▸ Your instructions
Copy the data exactly as it appears, and do not include any pictures.

▸ Saved entries
--- BEGIN ---

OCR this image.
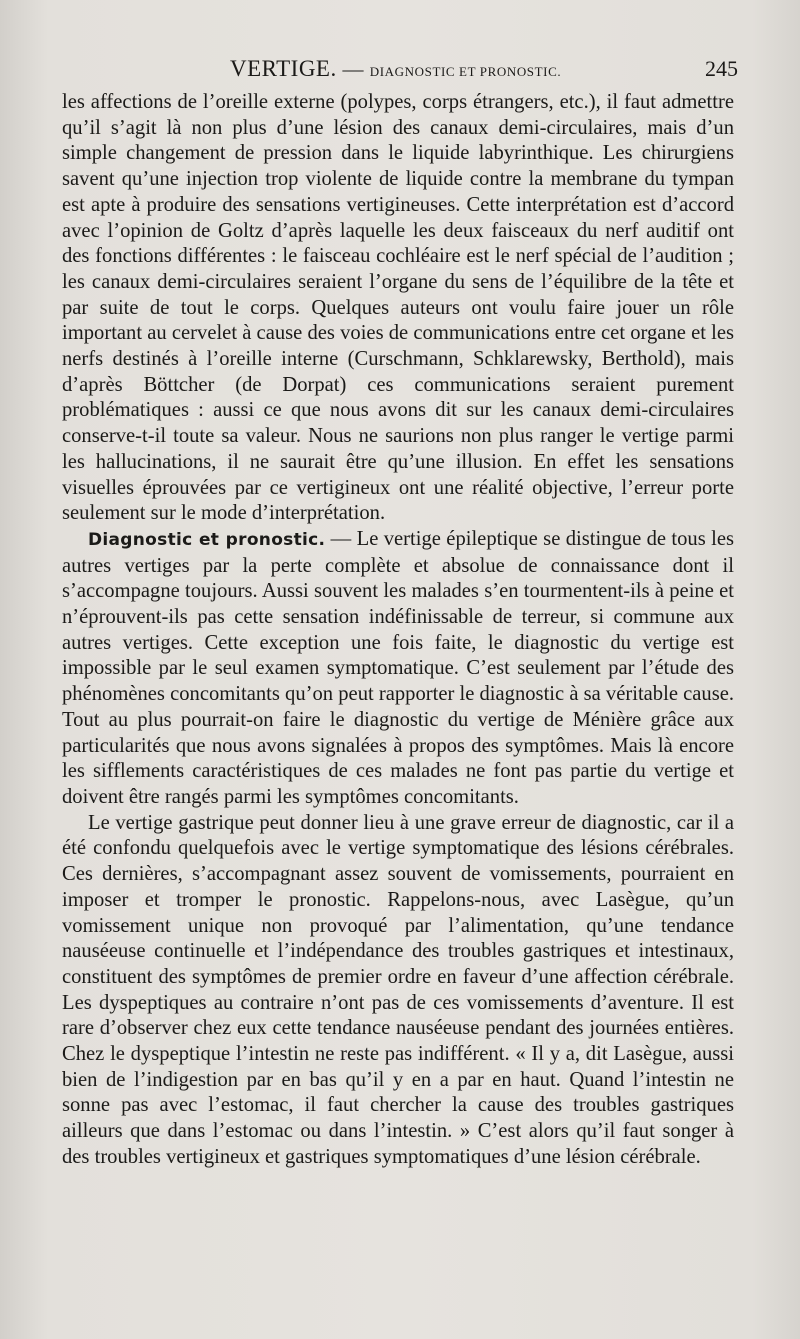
VERTIGE. — DIAGNOSTIC ET PRONOSTIC.	245

les affections de l’oreille externe (polypes, corps étrangers, etc.), il faut admettre qu’il s’agit là non plus d’une lésion des canaux demi-circulaires, mais d’un simple changement de pression dans le liquide labyrinthique. Les chirurgiens savent qu’une injection trop violente de liquide contre la membrane du tympan est apte à produire des sensations vertigineuses. Cette interprétation est d’accord avec l’opinion de Goltz d’après laquelle les deux faisceaux du nerf auditif ont des fonctions différentes : le faisceau cochléaire est le nerf spécial de l’audition ; les canaux demi-circulaires seraient l’organe du sens de l’équilibre de la tête et par suite de tout le corps. Quelques auteurs ont voulu faire jouer un rôle important au cervelet à cause des voies de communications entre cet organe et les nerfs destinés à l’oreille interne (Curschmann, Schklarewsky, Berthold), mais d’après Böttcher (de Dorpat) ces communications seraient purement problématiques : aussi ce que nous avons dit sur les canaux demi-circulaires conserve-t-il toute sa valeur. Nous ne saurions non plus ranger le vertige parmi les hallucinations, il ne saurait être qu’une illusion. En effet les sensations visuelles éprouvées par ce vertigineux ont une réalité objective, l’erreur porte seulement sur le mode d’interprétation.

Diagnostic et pronostic. — Le vertige épileptique se distingue de tous les autres vertiges par la perte complète et absolue de connaissance dont il s’accompagne toujours. Aussi souvent les malades s’en tourmentent-ils à peine et n’éprouvent-ils pas cette sensation indéfinissable de terreur, si commune aux autres vertiges. Cette exception une fois faite, le diagnostic du vertige est impossible par le seul examen symptomatique. C’est seulement par l’étude des phénomènes concomitants qu’on peut rapporter le diagnostic à sa véritable cause. Tout au plus pourrait-on faire le diagnostic du vertige de Ménière grâce aux particularités que nous avons signalées à propos des symptômes. Mais là encore les sifflements caractéristiques de ces malades ne font pas partie du vertige et doivent être rangés parmi les symptômes concomitants.

Le vertige gastrique peut donner lieu à une grave erreur de diagnostic, car il a été confondu quelquefois avec le vertige symptomatique des lésions cérébrales. Ces dernières, s’accompagnant assez souvent de vomissements, pourraient en imposer et tromper le pronostic. Rappelons-nous, avec Lasègue, qu’un vomissement unique non provoqué par l’alimentation, qu’une tendance nauséeuse continuelle et l’indépendance des troubles gastriques et intestinaux, constituent des symptômes de premier ordre en faveur d’une affection cérébrale. Les dyspeptiques au contraire n’ont pas de ces vomissements d’aventure. Il est rare d’observer chez eux cette tendance nauséeuse pendant des journées entières. Chez le dyspeptique l’intestin ne reste pas indifférent. « Il y a, dit Lasègue, aussi bien de l’indigestion par en bas qu’il y en a par en haut. Quand l’intestin ne sonne pas avec l’estomac, il faut chercher la cause des troubles gastriques ailleurs que dans l’estomac ou dans l’intestin. » C’est alors qu’il faut songer à des troubles vertigineux et gastriques symptomatiques d’une lésion cérébrale.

--- END ---

▸ Output of the exercise
OCR this image.
VERTIGE. — DIAGNOSTIC ET PRONOSTIC.	245

les affections de l’oreille externe (polypes, corps étrangers, etc.), il faut admettre qu’il s’agit là non plus d’une lésion des canaux demi-circulaires, mais d’un simple changement de pression dans le liquide labyrinthique. Les chirurgiens savent qu’une injection trop violente de liquide contre la membrane du tympan est apte à produire des sensations vertigineuses. Cette interprétation est d’accord avec l’opinion de Goltz d’après laquelle les deux faisceaux du nerf auditif ont des fonctions différentes : le faisceau cochléaire est le nerf spécial de l’audition ; les canaux demi-circulaires seraient l’organe du sens de l’équilibre de la tête et par suite de tout le corps. Quelques auteurs ont voulu faire jouer un rôle important au cervelet à cause des voies de communications entre cet organe et les nerfs destinés à l’oreille interne (Curschmann, Schklarewsky, Berthold), mais d’après Böttcher (de Dorpat) ces communications seraient purement problématiques : aussi ce que nous avons dit sur les canaux demi-circulaires conserve-t-il toute sa valeur. Nous ne saurions non plus ranger le vertige parmi les hallucinations, il ne saurait être qu’une illusion. En effet les sensations visuelles éprouvées par ce vertigineux ont une réalité objective, l’erreur porte seulement sur le mode d’interprétation.

Diagnostic et pronostic. — Le vertige épileptique se distingue de tous les autres vertiges par la perte complète et absolue de connaissance dont il s’accompagne toujours. Aussi souvent les malades s’en tourmentent-ils à peine et n’éprouvent-ils pas cette sensation indéfinissable de terreur, si commune aux autres vertiges. Cette exception une fois faite, le diagnostic du vertige est impossible par le seul examen symptomatique. C’est seulement par l’étude des phénomènes concomitants qu’on peut rapporter le diagnostic à sa véritable cause. Tout au plus pourrait-on faire le diagnostic du vertige de Ménière grâce aux particularités que nous avons signalées à propos des symptômes. Mais là encore les sifflements caractéristiques de ces malades ne font pas partie du vertige et doivent être rangés parmi les symptômes concomitants.

Le vertige gastrique peut donner lieu à une grave erreur de diagnostic, car il a été confondu quelquefois avec le vertige symptomatique des lésions cérébrales. Ces dernières, s’accompagnant assez souvent de vomissements, pourraient en imposer et tromper le pronostic. Rappelons-nous, avec Lasègue, qu’un vomissement unique non provoqué par l’alimentation, qu’une tendance nauséeuse continuelle et l’indépendance des troubles gastriques et intestinaux, constituent des symptômes de premier ordre en faveur d’une affection cérébrale. Les dyspeptiques au contraire n’ont pas de ces vomissements d’aventure. Il est rare d’observer chez eux cette tendance nauséeuse pendant des journées entières. Chez le dyspeptique l’intestin ne reste pas indifférent. « Il y a, dit Lasègue, aussi bien de l’indigestion par en bas qu’il y en a par en haut. Quand l’intestin ne sonne pas avec l’estomac, il faut chercher la cause des troubles gastriques ailleurs que dans l’estomac ou dans l’intestin. » C’est alors qu’il faut songer à des troubles vertigineux et gastriques symptomatiques d’une lésion cérébrale.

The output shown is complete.